A RECENT World Bank report has looked into the NFC Award post-18th Amendment and provided some interesting details. For instance, it has shown how the bulk of the money seems to have gone into expanding local bureaucracies in health and education. It notes that 80 per cent of provincial spending is recurrent spending (a fancy way of saying it goes towards salaries and similar expenditures). It also argues that higher spending hasn’t improved health and education indicators all that much. Among other issues, the report has pointed out the provinces’ failure to shape rules for the fair and institutionalised distribution of funds to the local level. Even where the rules are clear or formalised, fund distribution remains patchy and is dependent on the provincial government’s largesse.
In fact, the report points out that spending at the local government level had fallen from 10pc in 2005 to 5pc by 2011; it has remained stuck at this number. For the sake of contrast, India spends 12pc at the LG level, Nepal 24pc and China 74pc. In other words, regardless of when LGs were introduced in the provinces and whether or not elections were held regularly, they have remained limited financially. It seems as if the provinces which have jealously guarded their own share of the NFC from the centre have also protected it equally passionately from the local level.
The report mentions that because devolution did not expand further, the 18th Amendment has made the financial burden at the federal level excessive, while the provinces have little reason to improve governance or delivery. This is not to say, however, that the federal government is blameless; it has not made any effort to reduce its expenses and has, in fact, added to the salary bill, despite the devolution of a number of ministries to the provinces. The number of employees of the devolved ministries has stayed around 25,000 since the amendment was passed. The report says that employment in the non-devolved ministries has increased by 85pc. Both the federal and provincial levels have continued to hire at a breathtaking speed.

■ Written problem ■
Reproduce the passage on the World Bank report about the NFC Award word for word, from its first sentence to its last.

■ Data ■

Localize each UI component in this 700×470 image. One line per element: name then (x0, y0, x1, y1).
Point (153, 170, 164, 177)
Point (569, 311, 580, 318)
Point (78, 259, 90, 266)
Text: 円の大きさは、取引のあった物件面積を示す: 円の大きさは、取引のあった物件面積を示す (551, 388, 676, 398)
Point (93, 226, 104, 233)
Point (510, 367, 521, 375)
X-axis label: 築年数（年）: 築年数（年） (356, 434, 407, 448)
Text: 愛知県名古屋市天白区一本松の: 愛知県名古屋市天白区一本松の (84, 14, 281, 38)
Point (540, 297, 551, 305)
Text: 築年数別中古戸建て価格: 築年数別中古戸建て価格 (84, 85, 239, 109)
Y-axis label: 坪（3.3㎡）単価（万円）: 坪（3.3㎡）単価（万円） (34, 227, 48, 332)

■ Answer to this exercise ■
A RECENT World Bank report has looked into the NFC Award post-18th Amendment and provided some interesting details. For instance, it has shown how the bulk of the money seems to have gone into expanding local bureaucracies in health and education. It notes that 80 per cent of provincial spending is recurrent spending (a fancy way of saying it goes towards salaries and similar expenditures). It also argues that higher spending hasn’t improved health and education indicators all that much. Among other issues, the report has pointed out the provinces’ failure to shape rules for the fair and institutionalised distribution of funds to the local level. Even where the rules are clear or formalised, fund distribution remains patchy and is dependent on the provincial government’s largesse.
In fact, the report points out that spending at the local government level had fallen from 10pc in 2005 to 5pc by 2011; it has remained stuck at this number. For the sake of contrast, India spends 12pc at the LG level, Nepal 24pc and China 74pc. In other words, regardless of when LGs were introduced in the provinces and whether or not elections were held regularly, they have remained limited financially. It seems as if the provinces which have jealously guarded their own share of the NFC from the centre have also protected it equally passionately from the local level.
The report mentions that because devolution did not expand further, the 18th Amendment has made the financial burden at the federal level excessive, while the provinces have little reason to improve governance or delivery. This is not to say, however, that the federal government is blameless; it has not made any effort to reduce its expenses and has, in fact, added to the salary bill, despite the devolution of a number of ministries to the provinces. The number of employees of the devolved ministries has stayed around 25,000 since the amendment was passed. The report says that employment in the non-devolved ministries has increased by 85pc. Both the federal and provincial levels have continued to hire at a breathtaking speed.